**PROBLEM DETAILS**
Return the full material exactly.

**INFORMATION PROVIDED**
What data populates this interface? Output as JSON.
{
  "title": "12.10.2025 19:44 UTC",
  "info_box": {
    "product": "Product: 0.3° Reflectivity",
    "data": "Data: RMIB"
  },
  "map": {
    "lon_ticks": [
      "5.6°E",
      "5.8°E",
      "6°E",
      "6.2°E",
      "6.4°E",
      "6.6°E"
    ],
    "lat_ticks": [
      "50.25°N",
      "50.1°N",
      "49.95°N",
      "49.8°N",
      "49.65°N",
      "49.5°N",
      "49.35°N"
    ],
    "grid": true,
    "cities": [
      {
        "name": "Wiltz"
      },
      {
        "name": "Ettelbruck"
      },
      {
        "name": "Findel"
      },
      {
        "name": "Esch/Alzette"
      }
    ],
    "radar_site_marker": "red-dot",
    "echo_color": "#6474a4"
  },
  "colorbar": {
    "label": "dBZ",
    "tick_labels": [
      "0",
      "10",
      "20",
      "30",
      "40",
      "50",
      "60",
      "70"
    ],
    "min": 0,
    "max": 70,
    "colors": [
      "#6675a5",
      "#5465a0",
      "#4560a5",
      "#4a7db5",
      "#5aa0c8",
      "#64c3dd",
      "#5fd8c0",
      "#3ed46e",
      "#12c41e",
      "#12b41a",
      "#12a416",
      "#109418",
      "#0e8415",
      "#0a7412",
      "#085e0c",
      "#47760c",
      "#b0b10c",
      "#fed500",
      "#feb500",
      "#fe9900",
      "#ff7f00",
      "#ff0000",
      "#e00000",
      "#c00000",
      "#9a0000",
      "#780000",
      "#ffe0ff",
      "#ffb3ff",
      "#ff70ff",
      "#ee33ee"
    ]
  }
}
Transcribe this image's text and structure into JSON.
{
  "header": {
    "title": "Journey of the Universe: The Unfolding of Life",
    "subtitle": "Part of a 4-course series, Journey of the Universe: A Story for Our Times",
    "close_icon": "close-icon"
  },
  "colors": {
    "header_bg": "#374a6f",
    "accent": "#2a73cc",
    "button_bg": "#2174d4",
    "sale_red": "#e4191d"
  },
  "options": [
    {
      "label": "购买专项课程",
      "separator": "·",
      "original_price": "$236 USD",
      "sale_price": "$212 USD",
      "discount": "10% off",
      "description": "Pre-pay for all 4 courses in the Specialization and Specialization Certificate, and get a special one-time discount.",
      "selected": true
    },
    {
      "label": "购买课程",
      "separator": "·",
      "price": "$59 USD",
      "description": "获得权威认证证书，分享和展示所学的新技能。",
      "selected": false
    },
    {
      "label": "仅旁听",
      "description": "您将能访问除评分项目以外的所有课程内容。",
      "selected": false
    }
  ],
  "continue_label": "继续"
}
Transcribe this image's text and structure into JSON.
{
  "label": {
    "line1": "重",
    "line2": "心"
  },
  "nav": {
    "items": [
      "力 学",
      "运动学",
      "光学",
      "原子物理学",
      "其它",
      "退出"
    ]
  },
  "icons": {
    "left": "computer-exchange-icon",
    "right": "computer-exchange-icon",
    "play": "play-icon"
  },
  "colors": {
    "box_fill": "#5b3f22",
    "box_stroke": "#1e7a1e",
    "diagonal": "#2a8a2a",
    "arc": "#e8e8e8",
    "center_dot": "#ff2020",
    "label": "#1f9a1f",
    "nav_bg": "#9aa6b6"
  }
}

**THE COMPLETED TASK**
What data populates this interface? Output as JSON.
{
  "title": "12.10.2025 19:44 UTC",
  "info_box": {
    "product": "Product: 0.3° Reflectivity",
    "data": "Data: RMIB"
  },
  "map": {
    "lon_ticks": [
      "5.6°E",
      "5.8°E",
      "6°E",
      "6.2°E",
      "6.4°E",
      "6.6°E"
    ],
    "lat_ticks": [
      "50.25°N",
      "50.1°N",
      "49.95°N",
      "49.8°N",
      "49.65°N",
      "49.5°N",
      "49.35°N"
    ],
    "grid": true,
    "cities": [
      {
        "name": "Wiltz"
      },
      {
        "name": "Ettelbruck"
      },
      {
        "name": "Findel"
      },
      {
        "name": "Esch/Alzette"
      }
    ],
    "radar_site_marker": "red-dot",
    "echo_color": "#6474a4"
  },
  "colorbar": {
    "label": "dBZ",
    "tick_labels": [
      "0",
      "10",
      "20",
      "30",
      "40",
      "50",
      "60",
      "70"
    ],
    "min": 0,
    "max": 70,
    "colors": [
      "#6675a5",
      "#5465a0",
      "#4560a5",
      "#4a7db5",
      "#5aa0c8",
      "#64c3dd",
      "#5fd8c0",
      "#3ed46e",
      "#12c41e",
      "#12b41a",
      "#12a416",
      "#109418",
      "#0e8415",
      "#0a7412",
      "#085e0c",
      "#47760c",
      "#b0b10c",
      "#fed500",
      "#feb500",
      "#fe9900",
      "#ff7f00",
      "#ff0000",
      "#e00000",
      "#c00000",
      "#9a0000",
      "#780000",
      "#ffe0ff",
      "#ffb3ff",
      "#ff70ff",
      "#ee33ee"
    ]
  }
}
Transcribe this image's text and structure into JSON.
{
  "header": {
    "title": "Journey of the Universe: The Unfolding of Life",
    "subtitle": "Part of a 4-course series, Journey of the Universe: A Story for Our Times",
    "close_icon": "close-icon"
  },
  "colors": {
    "header_bg": "#374a6f",
    "accent": "#2a73cc",
    "button_bg": "#2174d4",
    "sale_red": "#e4191d"
  },
  "options": [
    {
      "label": "购买专项课程",
      "separator": "·",
      "original_price": "$236 USD",
      "sale_price": "$212 USD",
      "discount": "10% off",
      "description": "Pre-pay for all 4 courses in the Specialization and Specialization Certificate, and get a special one-time discount.",
      "selected": true
    },
    {
      "label": "购买课程",
      "separator": "·",
      "price": "$59 USD",
      "description": "获得权威认证证书，分享和展示所学的新技能。",
      "selected": false
    },
    {
      "label": "仅旁听",
      "description": "您将能访问除评分项目以外的所有课程内容。",
      "selected": false
    }
  ],
  "continue_label": "继续"
}
Transcribe this image's text and structure into JSON.
{
  "label": {
    "line1": "重",
    "line2": "心"
  },
  "nav": {
    "items": [
      "力 学",
      "运动学",
      "光学",
      "原子物理学",
      "其它",
      "退出"
    ]
  },
  "icons": {
    "left": "computer-exchange-icon",
    "right": "computer-exchange-icon",
    "play": "play-icon"
  },
  "colors": {
    "box_fill": "#5b3f22",
    "box_stroke": "#1e7a1e",
    "diagonal": "#2a8a2a",
    "arc": "#e8e8e8",
    "center_dot": "#ff2020",
    "label": "#1f9a1f",
    "nav_bg": "#9aa6b6"
  }
}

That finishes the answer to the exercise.